>> BEGIN Extracted data
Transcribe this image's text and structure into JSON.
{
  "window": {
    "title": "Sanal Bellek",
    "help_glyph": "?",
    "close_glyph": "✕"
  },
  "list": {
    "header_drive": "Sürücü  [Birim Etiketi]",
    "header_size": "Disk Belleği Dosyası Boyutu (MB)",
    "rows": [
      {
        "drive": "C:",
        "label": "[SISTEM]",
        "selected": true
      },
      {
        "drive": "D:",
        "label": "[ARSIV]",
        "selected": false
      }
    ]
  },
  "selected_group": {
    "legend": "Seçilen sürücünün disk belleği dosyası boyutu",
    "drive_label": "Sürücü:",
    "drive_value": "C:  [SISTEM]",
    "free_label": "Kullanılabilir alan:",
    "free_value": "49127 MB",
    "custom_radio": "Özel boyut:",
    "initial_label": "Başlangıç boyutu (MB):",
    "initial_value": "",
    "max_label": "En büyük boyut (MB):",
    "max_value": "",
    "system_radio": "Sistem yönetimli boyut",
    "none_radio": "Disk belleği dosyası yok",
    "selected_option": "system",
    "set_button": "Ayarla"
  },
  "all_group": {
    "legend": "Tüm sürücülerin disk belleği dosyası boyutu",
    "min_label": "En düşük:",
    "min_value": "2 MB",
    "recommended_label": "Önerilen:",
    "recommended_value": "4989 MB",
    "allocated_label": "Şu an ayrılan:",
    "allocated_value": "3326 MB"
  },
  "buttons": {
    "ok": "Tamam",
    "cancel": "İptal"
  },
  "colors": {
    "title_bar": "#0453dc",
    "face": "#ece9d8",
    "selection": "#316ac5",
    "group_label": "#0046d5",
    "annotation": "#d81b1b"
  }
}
>> END Extracted data
Please repeat the listing above in full and exactly.

Solution to the problem >>
Transcribe this image's text and structure into JSON.
{
  "window": {
    "title": "Sanal Bellek",
    "help_glyph": "?",
    "close_glyph": "✕"
  },
  "list": {
    "header_drive": "Sürücü  [Birim Etiketi]",
    "header_size": "Disk Belleği Dosyası Boyutu (MB)",
    "rows": [
      {
        "drive": "C:",
        "label": "[SISTEM]",
        "selected": true
      },
      {
        "drive": "D:",
        "label": "[ARSIV]",
        "selected": false
      }
    ]
  },
  "selected_group": {
    "legend": "Seçilen sürücünün disk belleği dosyası boyutu",
    "drive_label": "Sürücü:",
    "drive_value": "C:  [SISTEM]",
    "free_label": "Kullanılabilir alan:",
    "free_value": "49127 MB",
    "custom_radio": "Özel boyut:",
    "initial_label": "Başlangıç boyutu (MB):",
    "initial_value": "",
    "max_label": "En büyük boyut (MB):",
    "max_value": "",
    "system_radio": "Sistem yönetimli boyut",
    "none_radio": "Disk belleği dosyası yok",
    "selected_option": "system",
    "set_button": "Ayarla"
  },
  "all_group": {
    "legend": "Tüm sürücülerin disk belleği dosyası boyutu",
    "min_label": "En düşük:",
    "min_value": "2 MB",
    "recommended_label": "Önerilen:",
    "recommended_value": "4989 MB",
    "allocated_label": "Şu an ayrılan:",
    "allocated_value": "3326 MB"
  },
  "buttons": {
    "ok": "Tamam",
    "cancel": "İptal"
  },
  "colors": {
    "title_bar": "#0453dc",
    "face": "#ece9d8",
    "selection": "#316ac5",
    "group_label": "#0046d5",
    "annotation": "#d81b1b"
  }
}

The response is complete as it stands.